--- BEGIN The records ---

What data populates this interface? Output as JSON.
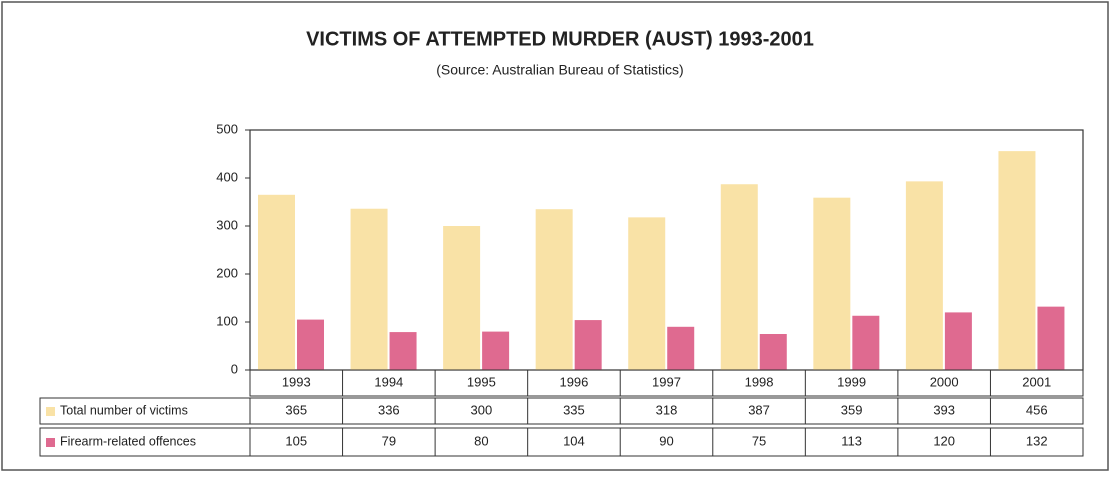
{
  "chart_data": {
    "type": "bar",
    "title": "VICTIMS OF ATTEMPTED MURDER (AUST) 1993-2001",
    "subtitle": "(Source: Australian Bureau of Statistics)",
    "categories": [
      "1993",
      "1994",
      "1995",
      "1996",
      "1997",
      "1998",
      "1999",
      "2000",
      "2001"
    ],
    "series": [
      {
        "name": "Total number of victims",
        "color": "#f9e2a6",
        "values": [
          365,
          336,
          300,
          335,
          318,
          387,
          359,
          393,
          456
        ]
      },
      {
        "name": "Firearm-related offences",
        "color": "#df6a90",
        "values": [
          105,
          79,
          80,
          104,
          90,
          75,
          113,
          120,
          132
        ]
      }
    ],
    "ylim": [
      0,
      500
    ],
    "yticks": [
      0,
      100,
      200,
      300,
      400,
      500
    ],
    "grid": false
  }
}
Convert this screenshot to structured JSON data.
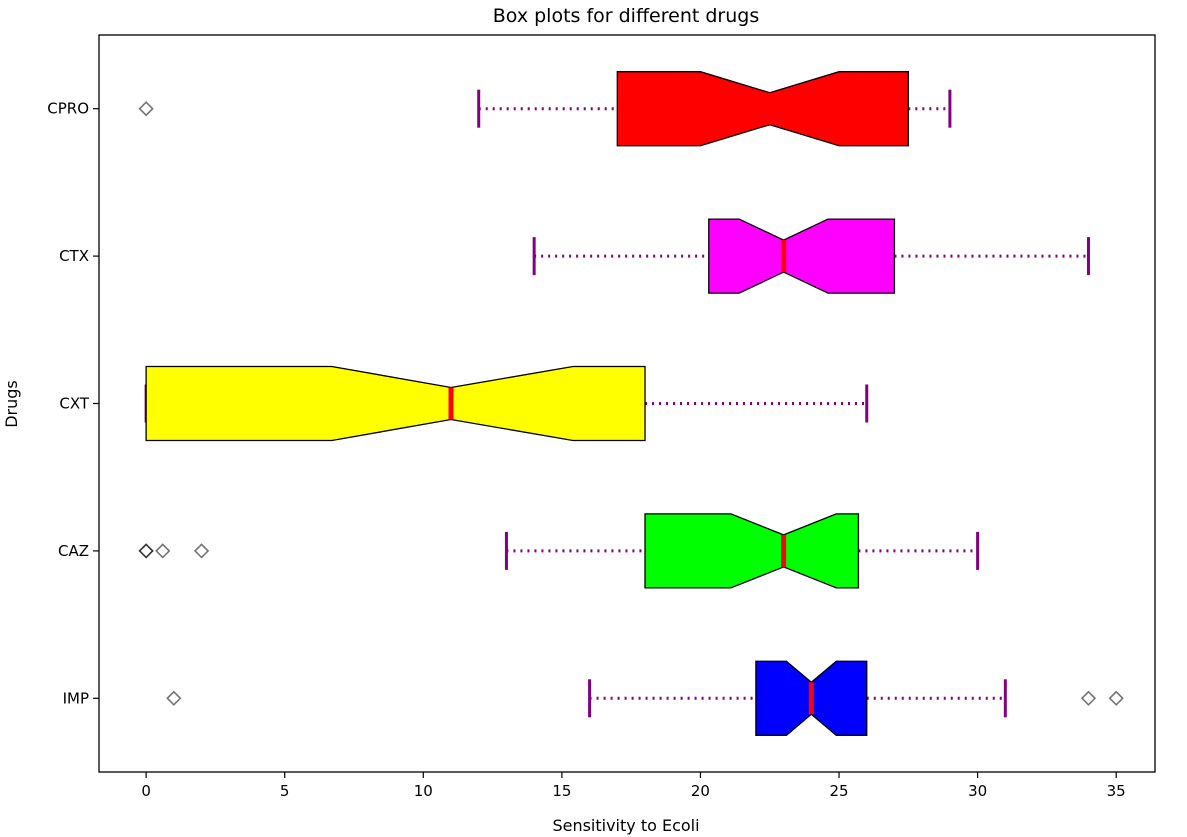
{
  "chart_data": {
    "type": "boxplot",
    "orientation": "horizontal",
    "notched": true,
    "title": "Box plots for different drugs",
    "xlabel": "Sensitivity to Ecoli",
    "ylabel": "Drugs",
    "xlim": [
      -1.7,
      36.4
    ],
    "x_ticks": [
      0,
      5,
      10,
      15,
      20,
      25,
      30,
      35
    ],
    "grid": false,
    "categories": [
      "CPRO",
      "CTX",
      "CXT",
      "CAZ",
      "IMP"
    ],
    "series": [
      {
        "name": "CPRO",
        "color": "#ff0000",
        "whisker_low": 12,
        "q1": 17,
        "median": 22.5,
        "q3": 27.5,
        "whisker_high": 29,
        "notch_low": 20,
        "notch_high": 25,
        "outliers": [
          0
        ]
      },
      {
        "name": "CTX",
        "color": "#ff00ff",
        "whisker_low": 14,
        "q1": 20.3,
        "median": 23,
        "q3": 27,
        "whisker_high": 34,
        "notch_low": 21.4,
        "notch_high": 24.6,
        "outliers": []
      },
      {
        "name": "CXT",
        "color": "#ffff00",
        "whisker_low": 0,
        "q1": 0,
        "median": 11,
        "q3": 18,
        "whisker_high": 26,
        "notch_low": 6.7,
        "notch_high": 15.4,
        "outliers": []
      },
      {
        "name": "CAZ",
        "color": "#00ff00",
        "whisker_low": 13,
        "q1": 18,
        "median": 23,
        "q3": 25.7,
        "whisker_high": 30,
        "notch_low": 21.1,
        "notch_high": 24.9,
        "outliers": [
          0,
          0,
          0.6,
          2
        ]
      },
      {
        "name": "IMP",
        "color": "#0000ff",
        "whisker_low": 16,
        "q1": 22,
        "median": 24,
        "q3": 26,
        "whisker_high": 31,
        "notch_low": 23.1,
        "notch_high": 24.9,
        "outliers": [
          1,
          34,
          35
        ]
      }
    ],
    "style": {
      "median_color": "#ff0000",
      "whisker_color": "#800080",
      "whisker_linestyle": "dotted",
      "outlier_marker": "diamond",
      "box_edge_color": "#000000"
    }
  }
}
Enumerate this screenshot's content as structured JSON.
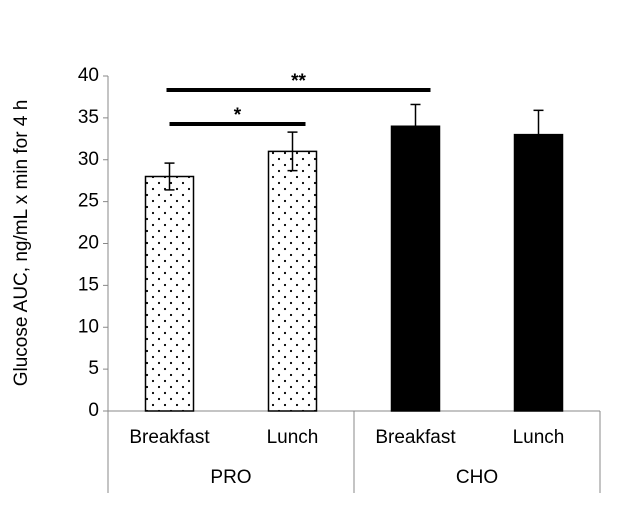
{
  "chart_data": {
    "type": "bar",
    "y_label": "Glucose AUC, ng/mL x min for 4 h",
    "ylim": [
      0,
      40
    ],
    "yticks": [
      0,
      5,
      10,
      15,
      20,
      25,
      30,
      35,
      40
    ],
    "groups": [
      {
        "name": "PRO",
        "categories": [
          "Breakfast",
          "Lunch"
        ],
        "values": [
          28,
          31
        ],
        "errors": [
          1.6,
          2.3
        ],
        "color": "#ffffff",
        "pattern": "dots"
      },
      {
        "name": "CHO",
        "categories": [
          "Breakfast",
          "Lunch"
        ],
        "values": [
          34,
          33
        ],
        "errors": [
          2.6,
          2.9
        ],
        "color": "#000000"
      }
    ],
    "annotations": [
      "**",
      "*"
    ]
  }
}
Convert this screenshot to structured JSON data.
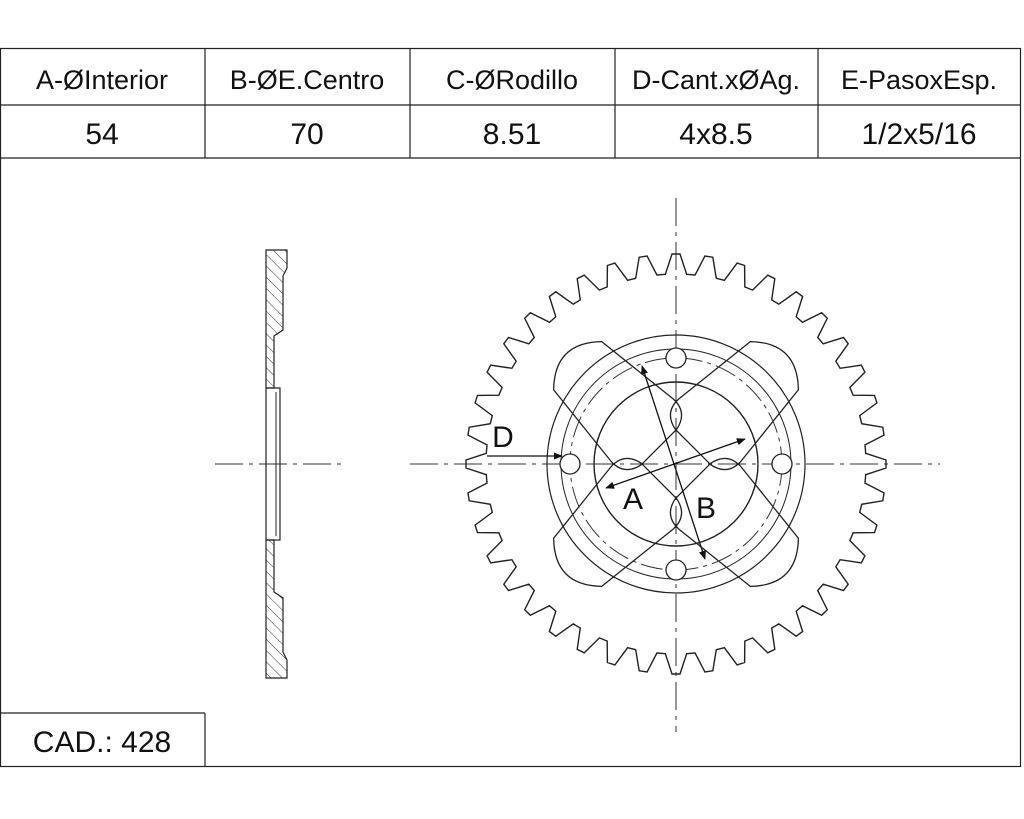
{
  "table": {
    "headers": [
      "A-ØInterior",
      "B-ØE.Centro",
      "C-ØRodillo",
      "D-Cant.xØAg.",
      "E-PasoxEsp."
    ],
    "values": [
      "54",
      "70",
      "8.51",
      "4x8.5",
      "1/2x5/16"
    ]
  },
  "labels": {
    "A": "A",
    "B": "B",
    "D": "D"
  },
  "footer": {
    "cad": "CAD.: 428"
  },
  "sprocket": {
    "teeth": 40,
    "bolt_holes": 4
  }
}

--- END The records ---

Stated task: Transcribe all of the entries word for word, but skip any pictures they contain.

Complete output:
What data populates this interface? Output as JSON.
{
  "chart_data": {
    "type": "bar",
    "title": "VICTIMS OF ATTEMPTED MURDER (AUST) 1993-2001",
    "subtitle": "(Source: Australian Bureau of Statistics)",
    "categories": [
      "1993",
      "1994",
      "1995",
      "1996",
      "1997",
      "1998",
      "1999",
      "2000",
      "2001"
    ],
    "series": [
      {
        "name": "Total number of victims",
        "color": "#f9e2a6",
        "values": [
          365,
          336,
          300,
          335,
          318,
          387,
          359,
          393,
          456
        ]
      },
      {
        "name": "Firearm-related offences",
        "color": "#df6a90",
        "values": [
          105,
          79,
          80,
          104,
          90,
          75,
          113,
          120,
          132
        ]
      }
    ],
    "ylim": [
      0,
      500
    ],
    "yticks": [
      0,
      100,
      200,
      300,
      400,
      500
    ],
    "grid": false
  }
}
Convert this screenshot to structured JSON data.
{
  "chart_data": {
    "type": "boxplot",
    "orientation": "horizontal",
    "notched": true,
    "title": "Box plots for different drugs",
    "xlabel": "Sensitivity to Ecoli",
    "ylabel": "Drugs",
    "xlim": [
      -1.7,
      36.4
    ],
    "x_ticks": [
      0,
      5,
      10,
      15,
      20,
      25,
      30,
      35
    ],
    "grid": false,
    "categories": [
      "CPRO",
      "CTX",
      "CXT",
      "CAZ",
      "IMP"
    ],
    "series": [
      {
        "name": "CPRO",
        "color": "#ff0000",
        "whisker_low": 12,
        "q1": 17,
        "median": 22.5,
        "q3": 27.5,
        "whisker_high": 29,
        "notch_low": 20,
        "notch_high": 25,
        "outliers": [
          0
        ]
      },
      {
        "name": "CTX",
        "color": "#ff00ff",
        "whisker_low": 14,
        "q1": 20.3,
        "median": 23,
        "q3": 27,
        "whisker_high": 34,
        "notch_low": 21.4,
        "notch_high": 24.6,
        "outliers": []
      },
      {
        "name": "CXT",
        "color": "#ffff00",
        "whisker_low": 0,
        "q1": 0,
        "median": 11,
        "q3": 18,
        "whisker_high": 26,
        "notch_low": 6.7,
        "notch_high": 15.4,
        "outliers": []
      },
      {
        "name": "CAZ",
        "color": "#00ff00",
        "whisker_low": 13,
        "q1": 18,
        "median": 23,
        "q3": 25.7,
        "whisker_high": 30,
        "notch_low": 21.1,
        "notch_high": 24.9,
        "outliers": [
          0,
          0,
          0.6,
          2
        ]
      },
      {
        "name": "IMP",
        "color": "#0000ff",
        "whisker_low": 16,
        "q1": 22,
        "median": 24,
        "q3": 26,
        "whisker_high": 31,
        "notch_low": 23.1,
        "notch_high": 24.9,
        "outliers": [
          1,
          34,
          35
        ]
      }
    ],
    "style": {
      "median_color": "#ff0000",
      "whisker_color": "#800080",
      "whisker_linestyle": "dotted",
      "outlier_marker": "diamond",
      "box_edge_color": "#000000"
    }
  }
}
Enumerate this screenshot's content as structured JSON.
{
  "chart_data": {
    "type": "bar",
    "y_label": "Glucose AUC, ng/mL x min for 4 h",
    "ylim": [
      0,
      40
    ],
    "yticks": [
      0,
      5,
      10,
      15,
      20,
      25,
      30,
      35,
      40
    ],
    "groups": [
      {
        "name": "PRO",
        "categories": [
          "Breakfast",
          "Lunch"
        ],
        "values": [
          28,
          31
        ],
        "errors": [
          1.6,
          2.3
        ],
        "color": "#ffffff",
        "pattern": "dots"
      },
      {
        "name": "CHO",
        "categories": [
          "Breakfast",
          "Lunch"
        ],
        "values": [
          34,
          33
        ],
        "errors": [
          2.6,
          2.9
        ],
        "color": "#000000"
      }
    ],
    "annotations": [
      "**",
      "*"
    ]
  }
}
Convert this screenshot to structured JSON data.
{
  "table": {
    "headers": [
      "A-ØInterior",
      "B-ØE.Centro",
      "C-ØRodillo",
      "D-Cant.xØAg.",
      "E-PasoxEsp."
    ],
    "values": [
      "54",
      "70",
      "8.51",
      "4x8.5",
      "1/2x5/16"
    ]
  },
  "labels": {
    "A": "A",
    "B": "B",
    "D": "D"
  },
  "footer": {
    "cad": "CAD.: 428"
  },
  "sprocket": {
    "teeth": 40,
    "bolt_holes": 4
  }
}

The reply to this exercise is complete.